• WHAT THE TASK REQUIRES: Select from the records below every line that has the word "label" in it.

• DATA RECORDS:

_ _ _ _

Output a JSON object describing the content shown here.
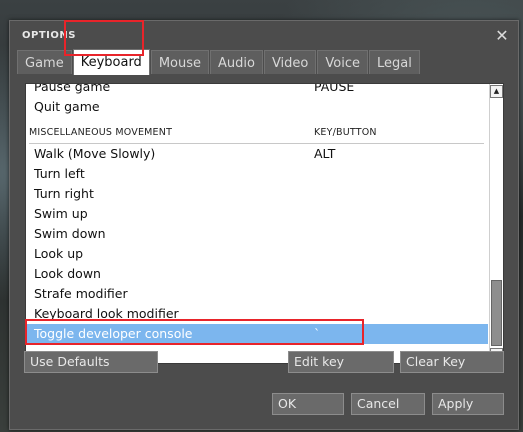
{
  "dialog": {
    "title": "OPTIONS",
    "close_glyph": "✕"
  },
  "tabs": [
    {
      "label": "Game"
    },
    {
      "label": "Keyboard"
    },
    {
      "label": "Mouse"
    },
    {
      "label": "Audio"
    },
    {
      "label": "Video"
    },
    {
      "label": "Voice"
    },
    {
      "label": "Legal"
    }
  ],
  "active_tab": "Keyboard",
  "list": {
    "pause_game": {
      "action": "Pause game",
      "key": "PAUSE"
    },
    "quit_game": {
      "action": "Quit game",
      "key": ""
    },
    "section_header": {
      "action": "MISCELLANEOUS MOVEMENT",
      "key": "KEY/BUTTON"
    },
    "items": [
      {
        "action": "Walk (Move Slowly)",
        "key": "ALT"
      },
      {
        "action": "Turn left",
        "key": ""
      },
      {
        "action": "Turn right",
        "key": ""
      },
      {
        "action": "Swim up",
        "key": ""
      },
      {
        "action": "Swim down",
        "key": ""
      },
      {
        "action": "Look up",
        "key": ""
      },
      {
        "action": "Look down",
        "key": ""
      },
      {
        "action": "Strafe modifier",
        "key": ""
      },
      {
        "action": "Keyboard look modifier",
        "key": ""
      },
      {
        "action": "Toggle developer console",
        "key": "`"
      }
    ],
    "selected": "Toggle developer console"
  },
  "scrollbar": {
    "up_glyph": "▲",
    "down_glyph": "▼"
  },
  "buttons": {
    "use_defaults": "Use Defaults",
    "edit_key": "Edit key",
    "clear_key": "Clear Key",
    "ok": "OK",
    "cancel": "Cancel",
    "apply": "Apply"
  },
  "colors": {
    "selection": "#7cb6ee",
    "highlight_box": "#e8242a"
  }
}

_ _ _ _

• EXPECTED OUTPUT:
      "label": "Game"
      "label": "Keyboard"
      "label": "Mouse"
      "label": "Audio"
      "label": "Video"
      "label": "Voice"
      "label": "Legal"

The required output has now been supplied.